===== GIVEN TEXT

A cube is a named collection of measures and dimensions. The one thing the measures and dimensions have in common is the fact table. The fact table holds the columns from which measures are calculated, and contains references to the tables which hold the dimensions.

Syntax:

<Cube name="{cube name}">
    <Table name="{table name}"/>
    ...
</Cube>


The fact table is defined using the <Table> element. If the fact table is not in the default schema, you can provide an explicit schema using the "schema" attribute, for example


Syntax:

<Table schema="{schema name}" name="{table name}"/>

You can also use the <View> construct to build more complicated SQL statements. The <Join> construct is not supported for fact tables.


Measures

Each measure has a name, a column in the fact table, and an aggregator.

Syntax:

<Measure name="{measure name}" column="{column name}" 
    aggregator="{aggregator name}" datatype="{type name}" 
    formatString="{format}"/>


Example:

<Measure name="Store Sales" column="store_sales" aggregator="sum" 
    datatype="Numeric" formatString="#,###.00"/>


The aggregator are

  • sum - returns the sum value of the specified set expression.
  • count - returns the number of elements in the specified set.
  • min - returns the min. value of the specified set expression.
  • max - returns the max. value of the specified set expression.
  • avg - compute the average value over the specified set.
  • distinct-count - returns the number of unique non empty elements in the specified set. It has some limitations if your cube contains a parent-child hierarchy.

==========

◆ **GIVEN PROBLEM 1**
In the text on cubes, which construct is not supported for fact tables?
◆ **GIVEN PROBLEM 2**
Reproduce the part of the text on cubes starting at "The aggregator are" and ending at "min. value of the specified set expression.".
The records play no part in this work.

===== RAW DATA

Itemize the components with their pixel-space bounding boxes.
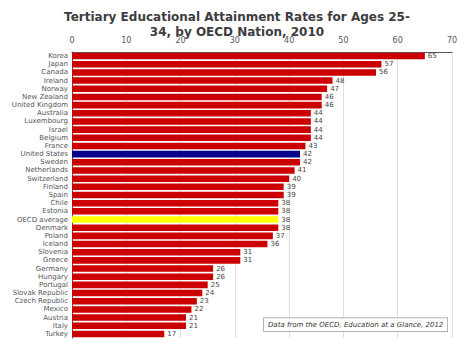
svg-text:34, by OECD Nation, 2010: 34, by OECD Nation, 2010	[150, 25, 324, 39]
svg-text:46: 46	[325, 101, 334, 109]
svg-text:20: 20	[175, 35, 186, 45]
svg-text:56: 56	[379, 68, 388, 76]
svg-text:21: 21	[189, 314, 198, 322]
svg-text:38: 38	[281, 199, 290, 207]
svg-text:31: 31	[243, 256, 252, 264]
svg-text:Switzerland: Switzerland	[27, 175, 68, 183]
svg-text:57: 57	[384, 60, 393, 68]
svg-text:0: 0	[69, 36, 74, 45]
svg-text:Ireland: Ireland	[44, 77, 68, 85]
svg-text:46: 46	[325, 93, 334, 101]
svg-text:Poland: Poland	[45, 232, 68, 240]
svg-text:Belgium: Belgium	[39, 134, 68, 142]
svg-text:36: 36	[270, 240, 279, 248]
svg-text:Greece: Greece	[43, 256, 68, 264]
svg-text:31: 31	[243, 248, 252, 256]
svg-text:Australia: Australia	[37, 109, 68, 117]
svg-text:21: 21	[189, 322, 198, 330]
svg-text:Austria: Austria	[43, 314, 68, 322]
svg-text:30: 30	[229, 35, 240, 45]
svg-text:38: 38	[281, 207, 290, 215]
svg-text:Hungary: Hungary	[38, 273, 68, 281]
svg-text:42: 42	[303, 150, 312, 158]
svg-text:Israel: Israel	[49, 126, 68, 134]
svg-text:Data from the OECD, Education: Data from the OECD, Education at a Glanc…	[268, 321, 444, 329]
svg-text:Mexico: Mexico	[44, 305, 68, 313]
svg-text:Czech Republic: Czech Republic	[15, 297, 68, 305]
svg-text:Korea: Korea	[48, 52, 68, 60]
svg-text:Luxembourg: Luxembourg	[24, 117, 68, 125]
svg-text:50: 50	[338, 36, 348, 45]
svg-text:24: 24	[205, 289, 214, 297]
svg-text:39: 39	[287, 191, 296, 199]
svg-text:48: 48	[336, 77, 345, 85]
svg-text:Norway: Norway	[41, 85, 68, 93]
svg-text:10: 10	[121, 36, 131, 45]
svg-text:22: 22	[194, 305, 203, 313]
svg-text:United Kingdom: United Kingdom	[12, 101, 68, 109]
svg-text:44: 44	[314, 134, 323, 142]
svg-text:17: 17	[167, 330, 176, 338]
svg-text:23: 23	[200, 297, 209, 305]
svg-text:Netherlands: Netherlands	[25, 166, 68, 174]
svg-text:Estonia: Estonia	[42, 207, 68, 215]
svg-text:70: 70	[447, 36, 457, 45]
svg-text:Japan: Japan	[47, 60, 68, 68]
svg-text:Portugal: Portugal	[39, 281, 68, 289]
svg-text:Spain: Spain	[48, 191, 68, 199]
svg-text:Chile: Chile	[50, 199, 68, 207]
svg-text:40: 40	[284, 35, 295, 45]
svg-text:44: 44	[314, 126, 323, 134]
svg-text:26: 26	[216, 265, 225, 273]
svg-text:France: France	[45, 142, 68, 150]
svg-text:Denmark: Denmark	[36, 224, 69, 232]
svg-text:42: 42	[303, 158, 312, 166]
svg-text:OECD average: OECD average	[17, 216, 68, 224]
svg-text:Iceland: Iceland	[43, 240, 68, 248]
svg-text:Germany: Germany	[36, 265, 68, 273]
svg-text:Italy: Italy	[53, 322, 68, 330]
svg-text:Canada: Canada	[41, 68, 68, 76]
svg-text:40: 40	[292, 175, 301, 183]
svg-text:New Zealand: New Zealand	[22, 93, 68, 101]
svg-text:38: 38	[281, 216, 290, 224]
svg-text:37: 37	[276, 232, 285, 240]
svg-text:47: 47	[330, 85, 339, 93]
svg-text:43: 43	[308, 142, 317, 150]
svg-text:44: 44	[314, 117, 323, 125]
svg-text:Tertiary Educational Attainmen: Tertiary Educational Attainment Rates fo…	[64, 10, 410, 24]
svg-text:Turkey: Turkey	[44, 330, 68, 338]
svg-text:Slovak Republic: Slovak Republic	[13, 289, 68, 297]
svg-text:Finland: Finland	[43, 183, 68, 191]
svg-text:44: 44	[314, 109, 323, 117]
svg-text:39: 39	[287, 183, 296, 191]
svg-text:26: 26	[216, 273, 225, 281]
svg-text:65: 65	[428, 52, 437, 60]
svg-text:United States: United States	[21, 150, 69, 158]
svg-text:Slovenia: Slovenia	[38, 248, 68, 256]
svg-text:60: 60	[393, 36, 403, 45]
svg-text:Sweden: Sweden	[40, 158, 68, 166]
svg-text:41: 41	[298, 166, 307, 174]
svg-text:38: 38	[281, 224, 290, 232]
svg-text:25: 25	[211, 281, 220, 289]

==========

◆ **CORRECT ANSWER 1**
The <Join> construct.

◆ **CORRECT ANSWER 2**
The aggregator are

  • sum - returns the sum value of the specified set expression.
  • count - returns the number of elements in the specified set.
  • min - returns the min. value of the specified set expression.